YOUR ASSIGNMENT:
The answer must be an exact copy of every entry, with no pictures in it.

DATA SECTION:
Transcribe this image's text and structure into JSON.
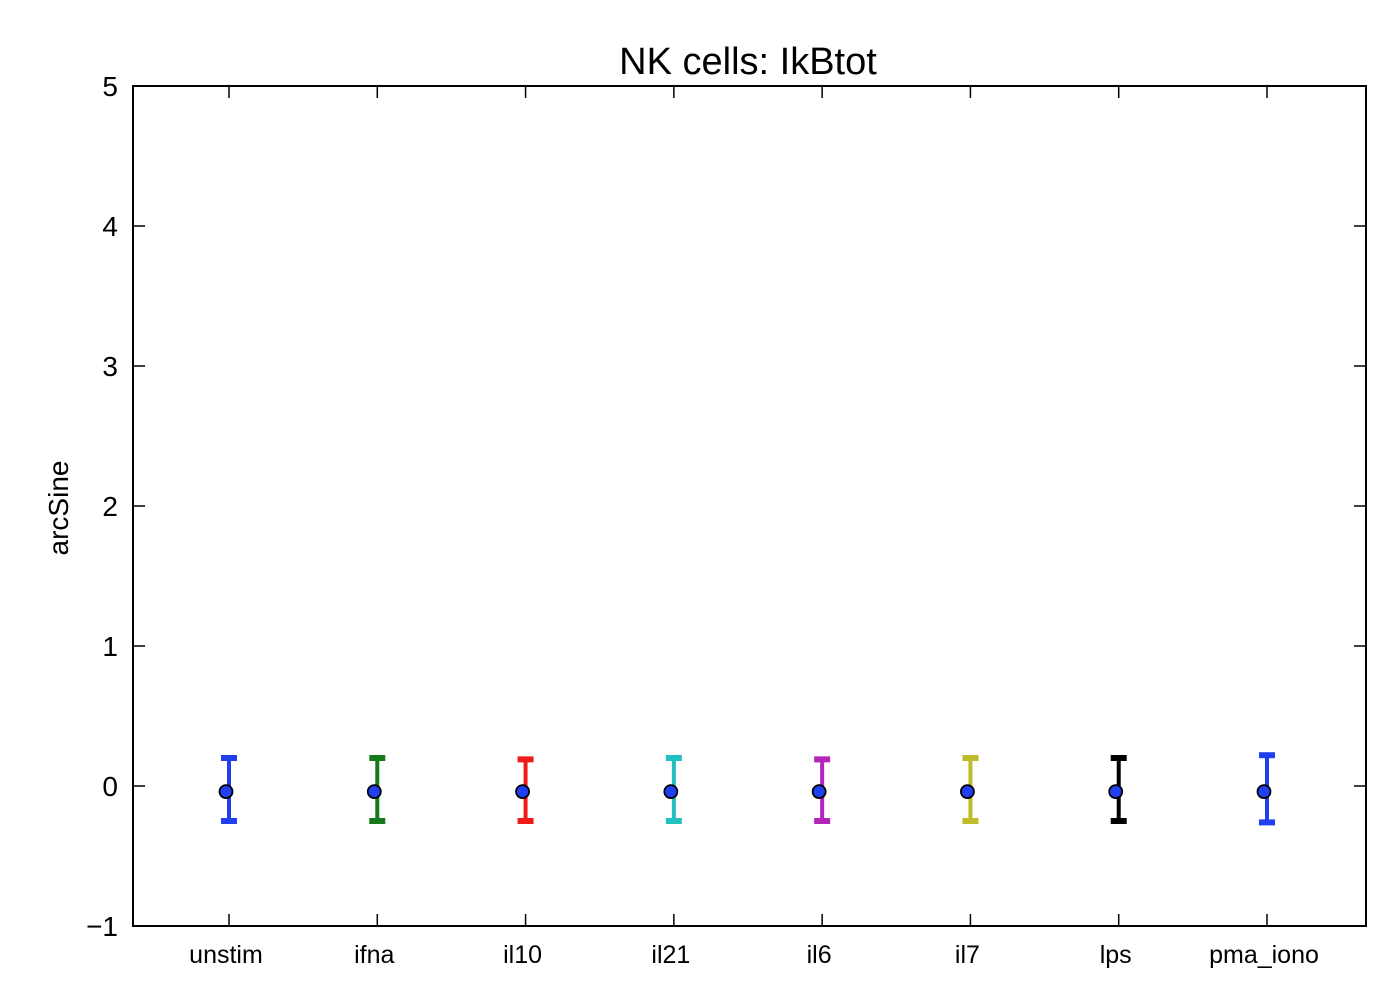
{
  "chart_data": {
    "type": "scatter",
    "title": "NK cells: IkBtot",
    "xlabel": "",
    "ylabel": "arcSine",
    "ylim": [
      -1,
      5
    ],
    "yticks": [
      -1,
      0,
      1,
      2,
      3,
      4,
      5
    ],
    "ytick_labels": [
      "−1",
      "0",
      "1",
      "2",
      "3",
      "4",
      "5"
    ],
    "grid": false,
    "categories": [
      "unstim",
      "ifna",
      "il10",
      "il21",
      "il6",
      "il7",
      "lps",
      "pma_iono"
    ],
    "values": [
      -0.04,
      -0.04,
      -0.04,
      -0.04,
      -0.04,
      -0.04,
      -0.04,
      -0.04
    ],
    "error_low": [
      -0.25,
      -0.25,
      -0.25,
      -0.25,
      -0.25,
      -0.25,
      -0.25,
      -0.26
    ],
    "error_high": [
      0.2,
      0.2,
      0.19,
      0.2,
      0.19,
      0.2,
      0.2,
      0.22
    ],
    "errorbar_colors": [
      "#1f3ff0",
      "#157a1a",
      "#ef1b1b",
      "#22c0c0",
      "#b424b8",
      "#bdbd2a",
      "#000000",
      "#1f3ff0"
    ],
    "marker_color": "#1f3ff0",
    "marker_edge": "#000000"
  }
}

ANSWER AREA:
Transcribe this image's text and structure into JSON.
{
  "chart_data": {
    "type": "scatter",
    "title": "NK cells: IkBtot",
    "xlabel": "",
    "ylabel": "arcSine",
    "ylim": [
      -1,
      5
    ],
    "yticks": [
      -1,
      0,
      1,
      2,
      3,
      4,
      5
    ],
    "ytick_labels": [
      "−1",
      "0",
      "1",
      "2",
      "3",
      "4",
      "5"
    ],
    "grid": false,
    "categories": [
      "unstim",
      "ifna",
      "il10",
      "il21",
      "il6",
      "il7",
      "lps",
      "pma_iono"
    ],
    "values": [
      -0.04,
      -0.04,
      -0.04,
      -0.04,
      -0.04,
      -0.04,
      -0.04,
      -0.04
    ],
    "error_low": [
      -0.25,
      -0.25,
      -0.25,
      -0.25,
      -0.25,
      -0.25,
      -0.25,
      -0.26
    ],
    "error_high": [
      0.2,
      0.2,
      0.19,
      0.2,
      0.19,
      0.2,
      0.2,
      0.22
    ],
    "errorbar_colors": [
      "#1f3ff0",
      "#157a1a",
      "#ef1b1b",
      "#22c0c0",
      "#b424b8",
      "#bdbd2a",
      "#000000",
      "#1f3ff0"
    ],
    "marker_color": "#1f3ff0",
    "marker_edge": "#000000"
  }
}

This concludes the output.